-- Task brief --
Pick every line with "JSON" from the material below.

-- Record list --

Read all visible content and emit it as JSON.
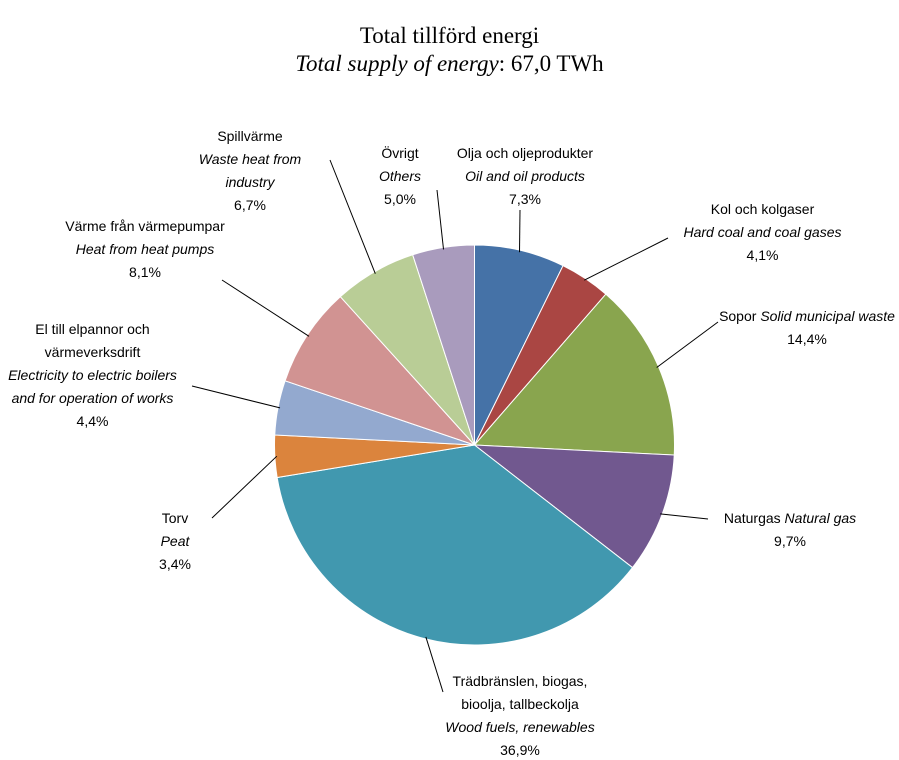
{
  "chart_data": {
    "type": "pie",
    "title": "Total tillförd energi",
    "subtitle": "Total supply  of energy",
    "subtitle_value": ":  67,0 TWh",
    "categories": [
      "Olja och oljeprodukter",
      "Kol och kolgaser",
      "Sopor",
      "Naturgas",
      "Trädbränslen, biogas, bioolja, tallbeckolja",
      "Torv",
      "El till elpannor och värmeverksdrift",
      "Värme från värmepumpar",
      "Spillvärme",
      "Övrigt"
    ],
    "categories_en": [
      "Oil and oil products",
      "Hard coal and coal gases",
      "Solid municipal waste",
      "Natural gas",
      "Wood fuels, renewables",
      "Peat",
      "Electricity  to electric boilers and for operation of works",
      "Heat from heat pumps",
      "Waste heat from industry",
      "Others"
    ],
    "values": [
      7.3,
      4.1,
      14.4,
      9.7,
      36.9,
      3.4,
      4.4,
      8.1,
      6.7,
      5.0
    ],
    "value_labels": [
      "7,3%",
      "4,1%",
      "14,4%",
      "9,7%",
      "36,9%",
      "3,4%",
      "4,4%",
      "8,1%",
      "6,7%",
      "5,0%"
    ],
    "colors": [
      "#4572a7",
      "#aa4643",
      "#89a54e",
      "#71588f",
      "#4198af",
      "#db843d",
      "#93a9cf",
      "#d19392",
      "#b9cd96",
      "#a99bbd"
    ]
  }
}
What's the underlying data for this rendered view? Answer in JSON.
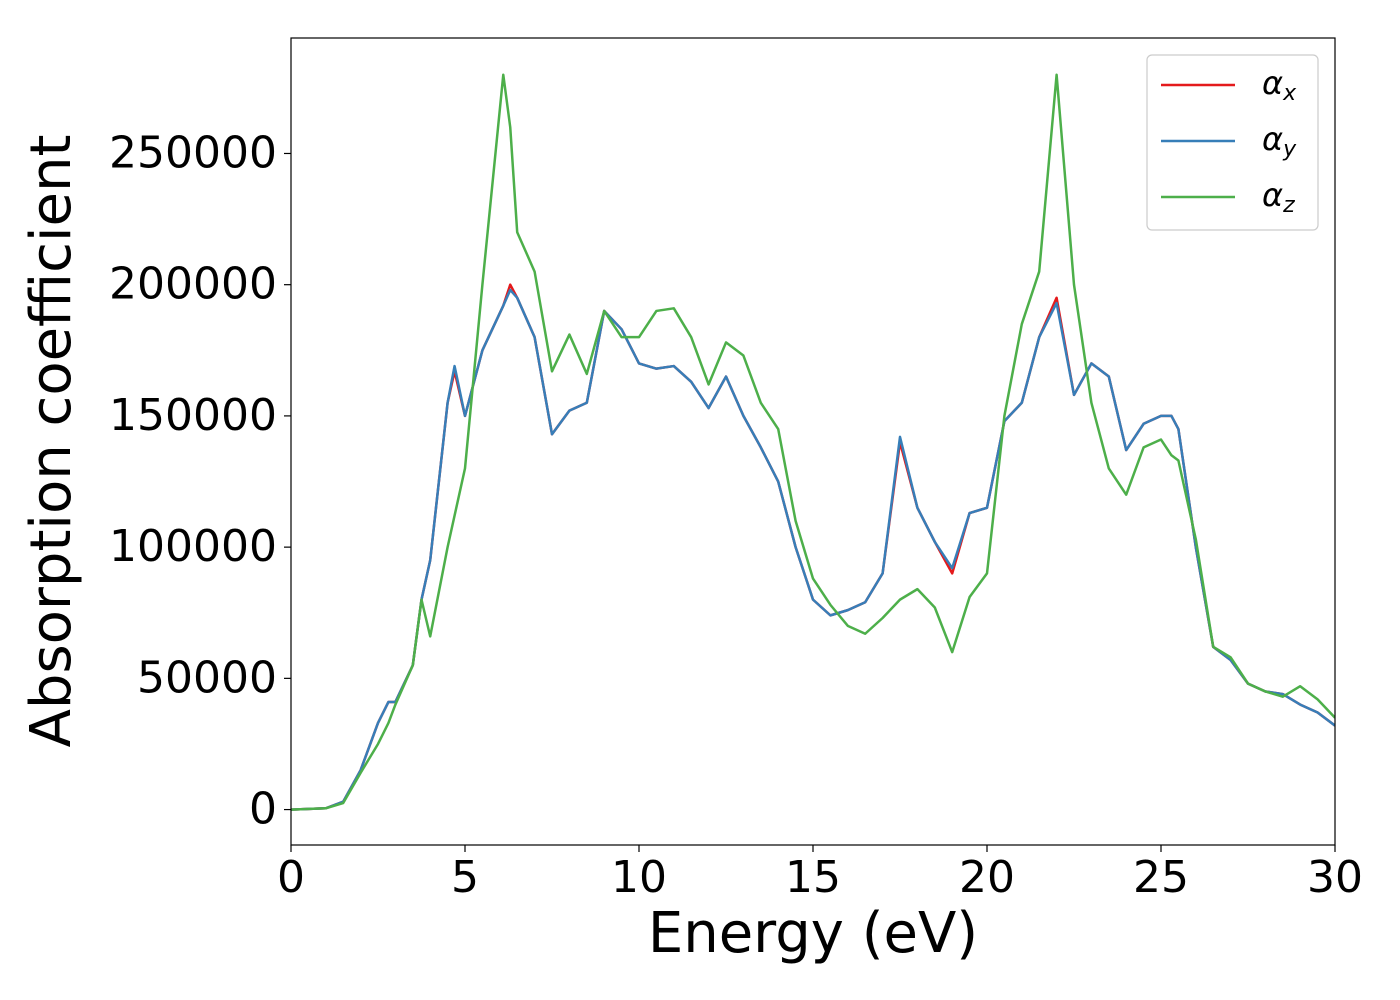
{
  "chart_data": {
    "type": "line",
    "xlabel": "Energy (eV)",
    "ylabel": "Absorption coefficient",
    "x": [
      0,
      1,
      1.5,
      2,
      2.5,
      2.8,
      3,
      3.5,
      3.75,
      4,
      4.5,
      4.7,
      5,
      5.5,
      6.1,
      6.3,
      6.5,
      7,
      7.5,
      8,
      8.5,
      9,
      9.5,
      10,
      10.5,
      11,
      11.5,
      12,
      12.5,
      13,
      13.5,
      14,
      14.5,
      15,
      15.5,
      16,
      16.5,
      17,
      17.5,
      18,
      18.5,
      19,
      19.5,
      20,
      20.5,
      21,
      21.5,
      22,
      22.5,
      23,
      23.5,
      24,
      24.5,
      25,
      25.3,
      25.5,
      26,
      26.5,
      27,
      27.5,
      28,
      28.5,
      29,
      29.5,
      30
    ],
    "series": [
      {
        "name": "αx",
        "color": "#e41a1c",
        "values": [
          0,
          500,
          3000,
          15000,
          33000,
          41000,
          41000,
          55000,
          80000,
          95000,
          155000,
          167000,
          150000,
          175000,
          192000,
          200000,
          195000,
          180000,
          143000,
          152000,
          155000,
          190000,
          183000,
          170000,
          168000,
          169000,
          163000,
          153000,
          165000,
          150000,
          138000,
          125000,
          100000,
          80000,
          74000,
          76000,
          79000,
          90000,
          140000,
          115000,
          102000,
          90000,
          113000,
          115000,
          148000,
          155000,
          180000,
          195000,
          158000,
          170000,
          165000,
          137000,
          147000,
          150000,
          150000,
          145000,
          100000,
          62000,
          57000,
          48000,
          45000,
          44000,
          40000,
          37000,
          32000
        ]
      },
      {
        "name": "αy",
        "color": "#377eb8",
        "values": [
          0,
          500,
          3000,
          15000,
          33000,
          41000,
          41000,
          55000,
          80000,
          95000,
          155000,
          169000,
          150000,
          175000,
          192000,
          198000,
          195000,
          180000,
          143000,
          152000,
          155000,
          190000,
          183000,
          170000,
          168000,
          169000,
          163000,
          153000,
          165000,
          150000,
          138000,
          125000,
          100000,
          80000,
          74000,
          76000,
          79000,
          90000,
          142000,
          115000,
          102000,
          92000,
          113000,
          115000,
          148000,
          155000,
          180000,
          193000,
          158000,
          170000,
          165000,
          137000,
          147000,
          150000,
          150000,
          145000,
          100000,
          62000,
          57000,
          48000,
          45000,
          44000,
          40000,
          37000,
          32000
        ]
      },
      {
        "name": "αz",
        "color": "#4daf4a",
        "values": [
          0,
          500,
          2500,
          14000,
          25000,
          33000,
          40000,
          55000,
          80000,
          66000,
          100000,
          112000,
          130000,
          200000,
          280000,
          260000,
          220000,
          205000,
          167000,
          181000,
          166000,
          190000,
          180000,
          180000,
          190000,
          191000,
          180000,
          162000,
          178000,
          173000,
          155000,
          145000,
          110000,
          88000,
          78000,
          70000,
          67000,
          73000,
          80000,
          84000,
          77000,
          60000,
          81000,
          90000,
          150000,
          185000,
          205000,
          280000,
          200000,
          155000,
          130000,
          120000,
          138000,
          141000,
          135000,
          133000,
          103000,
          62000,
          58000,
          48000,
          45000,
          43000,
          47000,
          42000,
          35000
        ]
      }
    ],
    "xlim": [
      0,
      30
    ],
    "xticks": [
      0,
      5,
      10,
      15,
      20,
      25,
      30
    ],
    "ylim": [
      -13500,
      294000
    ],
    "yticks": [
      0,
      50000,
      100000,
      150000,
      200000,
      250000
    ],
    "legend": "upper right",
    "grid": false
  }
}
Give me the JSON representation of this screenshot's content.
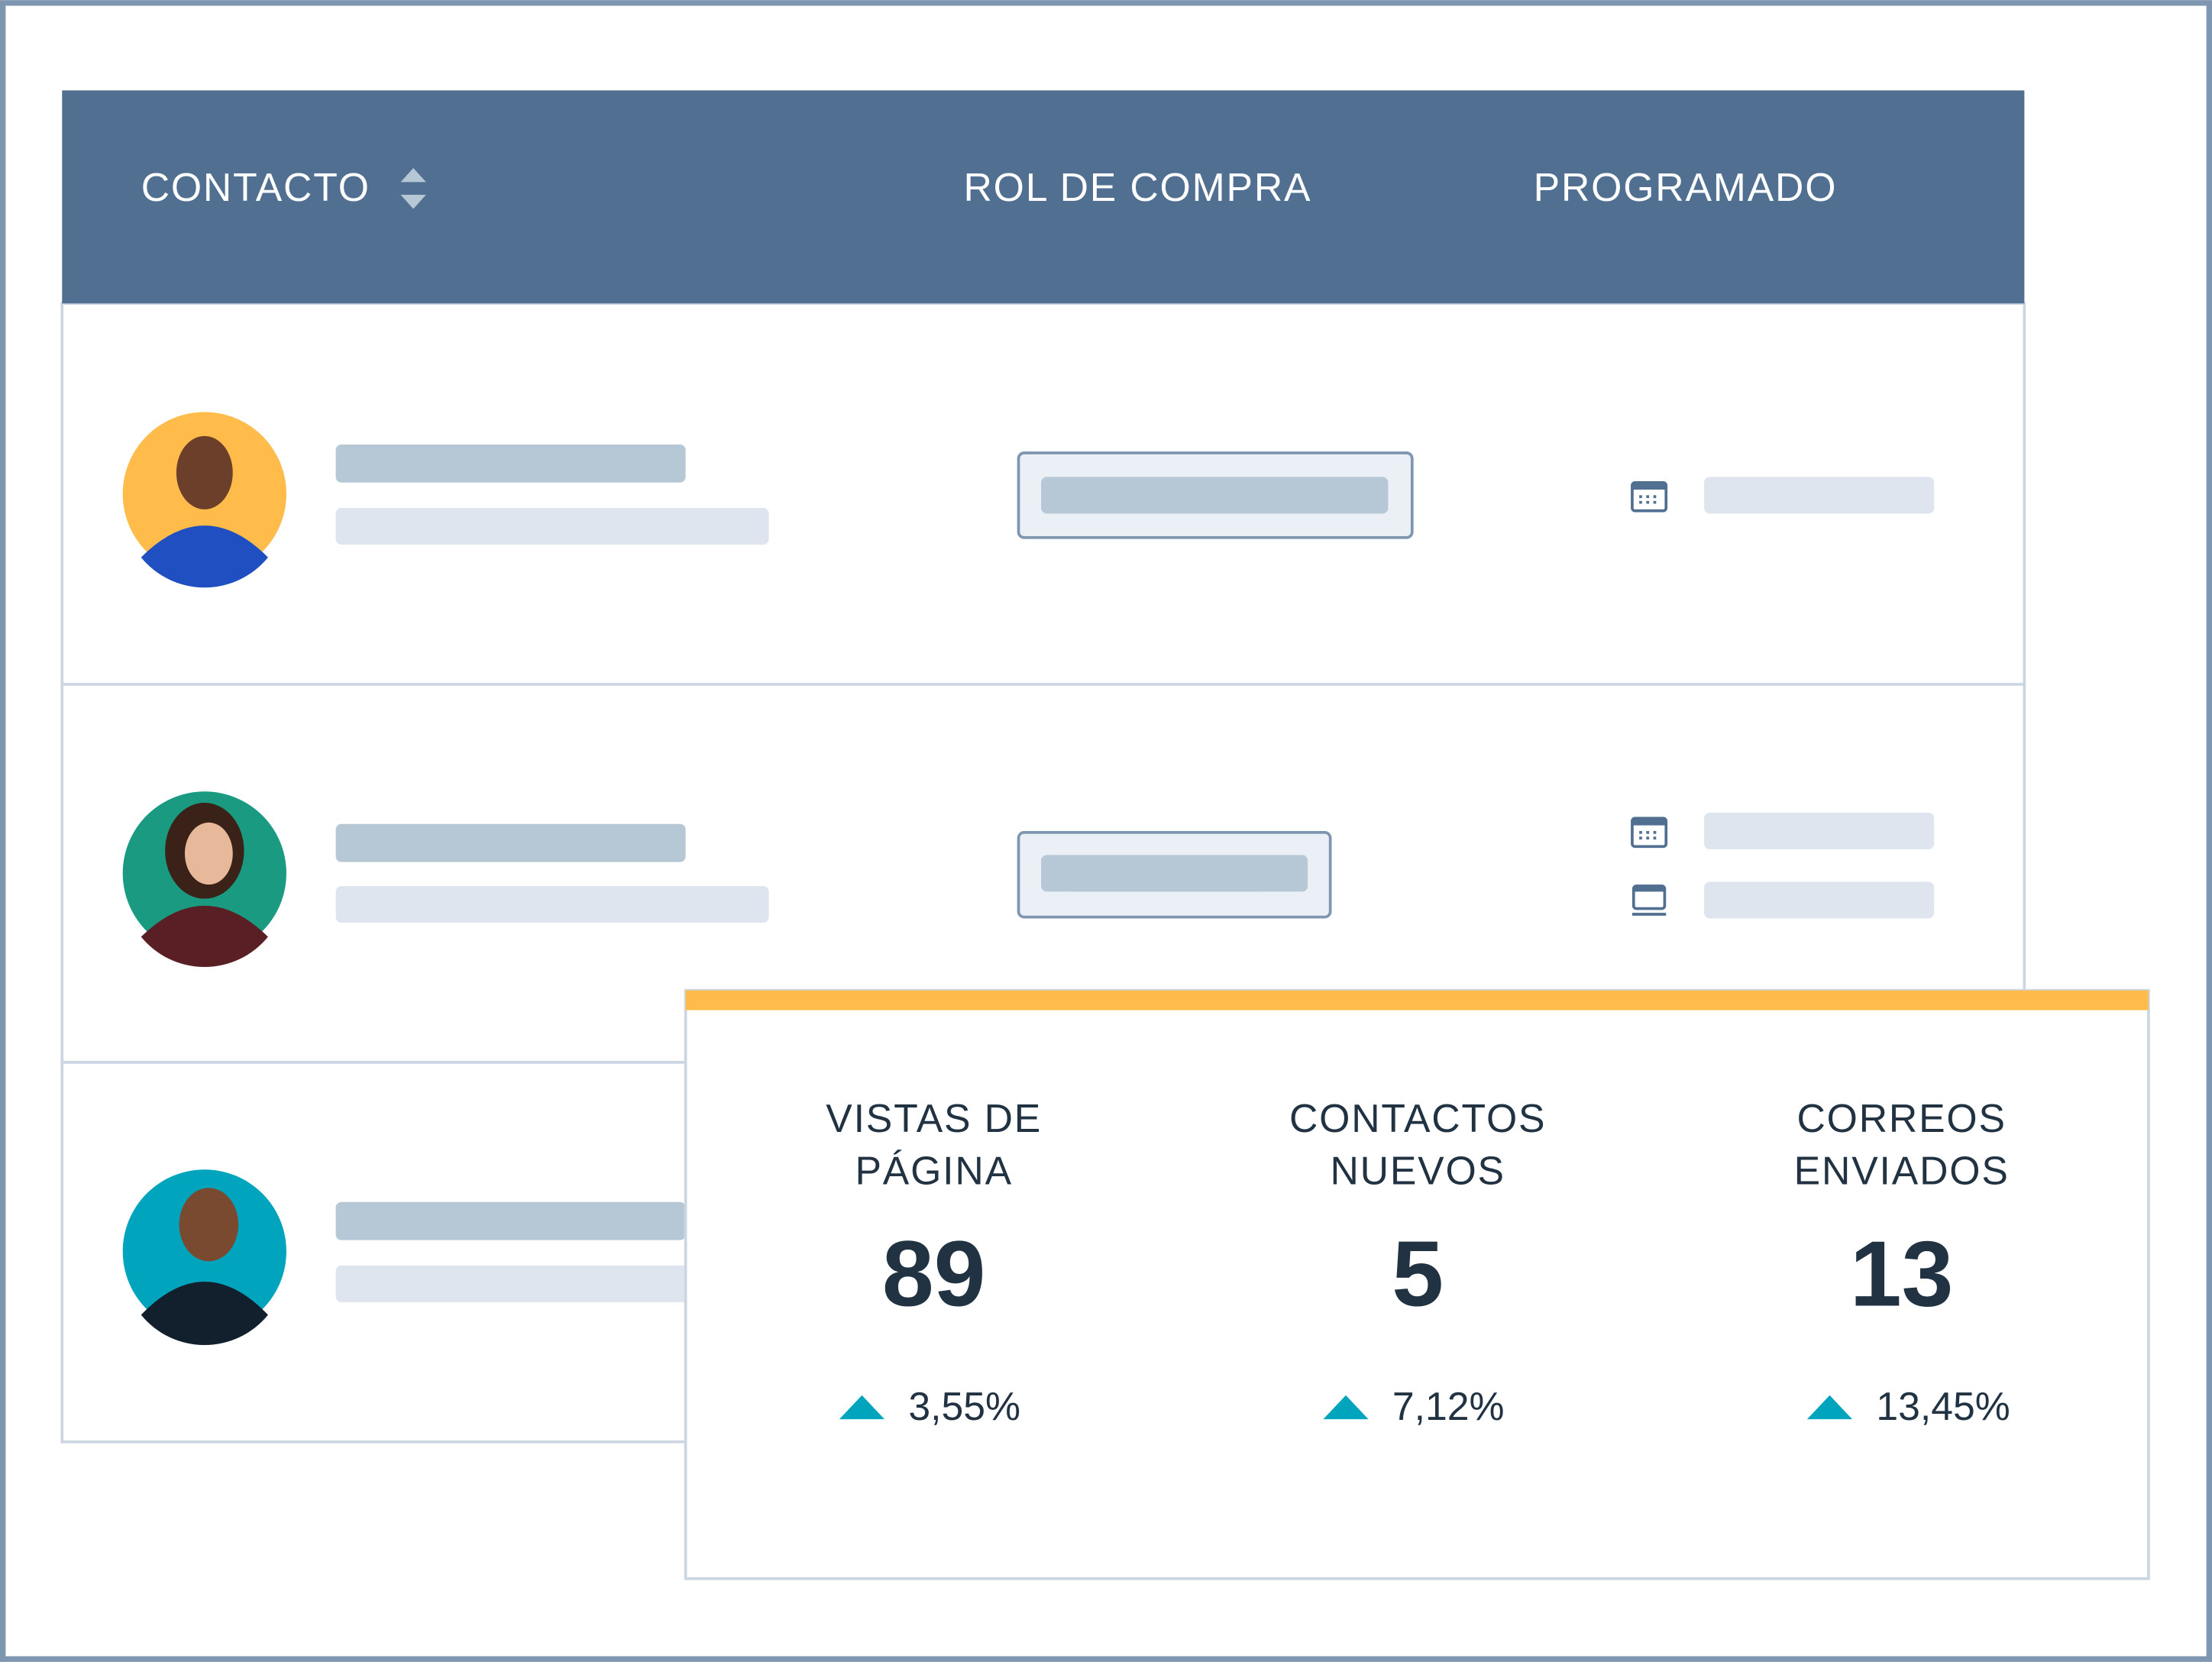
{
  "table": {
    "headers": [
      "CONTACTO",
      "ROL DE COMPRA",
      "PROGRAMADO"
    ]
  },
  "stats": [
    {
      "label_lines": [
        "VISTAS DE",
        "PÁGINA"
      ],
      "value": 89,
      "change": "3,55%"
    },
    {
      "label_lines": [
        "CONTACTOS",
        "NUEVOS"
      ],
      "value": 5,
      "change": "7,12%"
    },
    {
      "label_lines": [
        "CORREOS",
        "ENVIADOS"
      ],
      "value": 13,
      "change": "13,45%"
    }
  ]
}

-- Solution below --
Read all visible content and emit it as JSON.
What's the underlying data for this rendered view? Answer in JSON.
Give me the JSON representation of this screenshot's content.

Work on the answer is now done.